Given task:
Pick out each line of the records that includes the string "установлена", and copy it.

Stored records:
-- Start --

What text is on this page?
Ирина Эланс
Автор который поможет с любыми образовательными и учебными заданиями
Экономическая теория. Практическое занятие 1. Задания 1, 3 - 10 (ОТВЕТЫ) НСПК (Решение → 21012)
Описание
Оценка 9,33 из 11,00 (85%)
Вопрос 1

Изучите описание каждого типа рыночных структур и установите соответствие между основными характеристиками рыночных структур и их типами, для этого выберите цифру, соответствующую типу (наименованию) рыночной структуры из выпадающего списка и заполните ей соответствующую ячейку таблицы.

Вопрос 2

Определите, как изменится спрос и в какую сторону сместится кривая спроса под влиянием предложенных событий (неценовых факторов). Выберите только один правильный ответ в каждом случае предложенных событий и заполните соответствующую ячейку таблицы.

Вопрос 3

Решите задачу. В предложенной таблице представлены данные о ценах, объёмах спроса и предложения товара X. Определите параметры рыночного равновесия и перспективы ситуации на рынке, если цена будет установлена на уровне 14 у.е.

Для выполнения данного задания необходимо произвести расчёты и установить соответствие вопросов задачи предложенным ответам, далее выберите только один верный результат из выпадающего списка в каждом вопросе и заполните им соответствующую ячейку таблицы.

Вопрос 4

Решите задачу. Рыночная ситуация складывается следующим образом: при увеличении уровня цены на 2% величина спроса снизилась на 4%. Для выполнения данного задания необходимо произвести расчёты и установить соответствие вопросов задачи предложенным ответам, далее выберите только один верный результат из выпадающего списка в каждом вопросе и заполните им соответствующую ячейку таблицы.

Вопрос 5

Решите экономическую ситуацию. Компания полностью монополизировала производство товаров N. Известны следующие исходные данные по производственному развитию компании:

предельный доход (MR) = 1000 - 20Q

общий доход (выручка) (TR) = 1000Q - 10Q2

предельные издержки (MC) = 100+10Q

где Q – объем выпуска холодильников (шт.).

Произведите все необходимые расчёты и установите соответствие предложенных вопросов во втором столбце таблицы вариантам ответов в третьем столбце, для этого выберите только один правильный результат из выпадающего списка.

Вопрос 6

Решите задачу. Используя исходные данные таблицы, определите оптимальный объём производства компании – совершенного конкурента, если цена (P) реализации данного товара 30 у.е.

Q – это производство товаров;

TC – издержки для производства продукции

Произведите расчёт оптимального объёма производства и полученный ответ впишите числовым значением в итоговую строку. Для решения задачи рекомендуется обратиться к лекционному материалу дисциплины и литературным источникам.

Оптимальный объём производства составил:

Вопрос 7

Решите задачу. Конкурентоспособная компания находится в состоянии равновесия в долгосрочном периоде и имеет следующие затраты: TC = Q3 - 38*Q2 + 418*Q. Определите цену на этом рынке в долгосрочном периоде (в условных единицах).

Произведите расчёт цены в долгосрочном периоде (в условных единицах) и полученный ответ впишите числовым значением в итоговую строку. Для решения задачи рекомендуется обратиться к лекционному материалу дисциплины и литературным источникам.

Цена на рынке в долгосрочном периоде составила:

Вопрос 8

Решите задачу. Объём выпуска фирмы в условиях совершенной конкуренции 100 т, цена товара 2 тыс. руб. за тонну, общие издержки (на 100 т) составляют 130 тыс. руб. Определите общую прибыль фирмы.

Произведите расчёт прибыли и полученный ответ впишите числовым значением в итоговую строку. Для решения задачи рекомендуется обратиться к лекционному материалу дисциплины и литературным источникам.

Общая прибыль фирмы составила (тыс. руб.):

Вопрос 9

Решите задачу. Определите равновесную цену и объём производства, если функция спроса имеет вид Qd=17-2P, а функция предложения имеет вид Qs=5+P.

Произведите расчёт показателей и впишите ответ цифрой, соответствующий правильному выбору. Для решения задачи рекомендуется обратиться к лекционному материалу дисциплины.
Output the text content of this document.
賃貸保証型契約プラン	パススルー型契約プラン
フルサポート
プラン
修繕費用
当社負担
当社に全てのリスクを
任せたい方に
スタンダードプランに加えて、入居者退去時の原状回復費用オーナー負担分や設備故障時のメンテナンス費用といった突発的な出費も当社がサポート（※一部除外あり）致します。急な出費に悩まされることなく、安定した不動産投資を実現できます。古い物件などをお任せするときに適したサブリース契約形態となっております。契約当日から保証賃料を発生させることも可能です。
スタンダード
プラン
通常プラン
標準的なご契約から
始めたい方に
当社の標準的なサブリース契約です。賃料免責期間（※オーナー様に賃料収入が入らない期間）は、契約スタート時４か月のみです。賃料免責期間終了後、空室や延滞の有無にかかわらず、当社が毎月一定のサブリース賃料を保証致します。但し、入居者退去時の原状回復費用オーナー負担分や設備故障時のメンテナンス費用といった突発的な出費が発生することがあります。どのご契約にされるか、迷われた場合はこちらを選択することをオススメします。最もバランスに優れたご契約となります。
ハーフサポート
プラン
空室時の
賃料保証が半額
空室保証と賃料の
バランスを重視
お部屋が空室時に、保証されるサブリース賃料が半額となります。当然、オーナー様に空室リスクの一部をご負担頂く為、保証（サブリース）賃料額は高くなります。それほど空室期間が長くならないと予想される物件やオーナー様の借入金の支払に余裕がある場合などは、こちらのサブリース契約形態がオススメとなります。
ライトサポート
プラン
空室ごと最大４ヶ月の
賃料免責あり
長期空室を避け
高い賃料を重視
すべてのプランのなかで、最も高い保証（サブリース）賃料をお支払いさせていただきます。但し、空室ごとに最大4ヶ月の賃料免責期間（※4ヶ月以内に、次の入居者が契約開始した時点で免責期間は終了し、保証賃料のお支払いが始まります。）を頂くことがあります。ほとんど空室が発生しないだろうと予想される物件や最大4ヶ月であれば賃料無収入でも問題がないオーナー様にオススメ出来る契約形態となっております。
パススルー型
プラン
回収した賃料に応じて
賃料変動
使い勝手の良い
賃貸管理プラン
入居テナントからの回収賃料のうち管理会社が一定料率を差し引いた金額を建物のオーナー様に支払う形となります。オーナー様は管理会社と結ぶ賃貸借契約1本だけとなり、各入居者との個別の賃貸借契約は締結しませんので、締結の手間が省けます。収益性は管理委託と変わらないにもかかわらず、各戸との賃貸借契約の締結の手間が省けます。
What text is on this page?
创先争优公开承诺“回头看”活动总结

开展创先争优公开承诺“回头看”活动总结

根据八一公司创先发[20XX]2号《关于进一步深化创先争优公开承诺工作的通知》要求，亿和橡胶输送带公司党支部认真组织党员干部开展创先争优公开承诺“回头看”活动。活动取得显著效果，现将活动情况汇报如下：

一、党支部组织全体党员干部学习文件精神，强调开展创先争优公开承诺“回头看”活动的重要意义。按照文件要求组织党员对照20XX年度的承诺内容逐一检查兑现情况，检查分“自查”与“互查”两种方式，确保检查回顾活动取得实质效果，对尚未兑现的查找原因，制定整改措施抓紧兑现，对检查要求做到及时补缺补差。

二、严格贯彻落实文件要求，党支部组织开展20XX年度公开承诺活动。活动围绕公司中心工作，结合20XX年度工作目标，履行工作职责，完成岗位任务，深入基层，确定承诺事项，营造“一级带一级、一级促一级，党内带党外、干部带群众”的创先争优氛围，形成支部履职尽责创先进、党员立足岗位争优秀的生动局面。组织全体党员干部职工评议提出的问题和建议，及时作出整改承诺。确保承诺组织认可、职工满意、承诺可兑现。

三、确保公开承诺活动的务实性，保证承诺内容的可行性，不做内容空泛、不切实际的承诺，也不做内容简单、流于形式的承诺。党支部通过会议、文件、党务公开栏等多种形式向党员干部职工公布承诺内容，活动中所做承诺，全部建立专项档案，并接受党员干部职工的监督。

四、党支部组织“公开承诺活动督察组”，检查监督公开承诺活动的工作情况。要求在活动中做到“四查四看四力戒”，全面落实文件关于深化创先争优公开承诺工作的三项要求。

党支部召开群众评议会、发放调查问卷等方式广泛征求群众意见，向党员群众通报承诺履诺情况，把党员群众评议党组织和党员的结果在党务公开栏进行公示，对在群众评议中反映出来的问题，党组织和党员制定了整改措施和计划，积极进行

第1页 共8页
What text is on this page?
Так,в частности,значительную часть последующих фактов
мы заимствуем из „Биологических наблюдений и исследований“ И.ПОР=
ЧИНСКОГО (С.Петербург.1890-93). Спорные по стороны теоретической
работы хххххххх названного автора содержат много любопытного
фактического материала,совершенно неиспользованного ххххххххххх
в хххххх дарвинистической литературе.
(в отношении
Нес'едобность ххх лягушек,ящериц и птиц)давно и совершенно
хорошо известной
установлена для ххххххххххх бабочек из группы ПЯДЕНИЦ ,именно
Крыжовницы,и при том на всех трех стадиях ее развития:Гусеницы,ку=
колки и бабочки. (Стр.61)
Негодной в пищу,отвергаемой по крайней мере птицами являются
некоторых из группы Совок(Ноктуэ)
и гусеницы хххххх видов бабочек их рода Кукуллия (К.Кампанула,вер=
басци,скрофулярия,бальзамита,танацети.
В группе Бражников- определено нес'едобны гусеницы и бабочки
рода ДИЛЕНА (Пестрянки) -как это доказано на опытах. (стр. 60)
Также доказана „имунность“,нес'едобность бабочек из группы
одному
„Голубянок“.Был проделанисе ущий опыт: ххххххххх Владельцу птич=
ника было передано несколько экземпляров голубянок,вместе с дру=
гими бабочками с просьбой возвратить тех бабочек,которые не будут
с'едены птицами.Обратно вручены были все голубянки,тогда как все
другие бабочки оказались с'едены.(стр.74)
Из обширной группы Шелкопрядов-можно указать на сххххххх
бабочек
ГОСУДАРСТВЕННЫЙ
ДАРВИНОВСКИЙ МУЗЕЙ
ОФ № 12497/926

-- End --

Response below:
Решите задачу. В предложенной таблице представлены данные о ценах, объёмах спроса и предложения товара X. Определите параметры рыночного равновесия и перспективы ситуации на рынке, если цена будет установлена на уровне 14 у.е.
установлена для ххххххххххх бабочек из группы ПЯДЕНИЦ ,именно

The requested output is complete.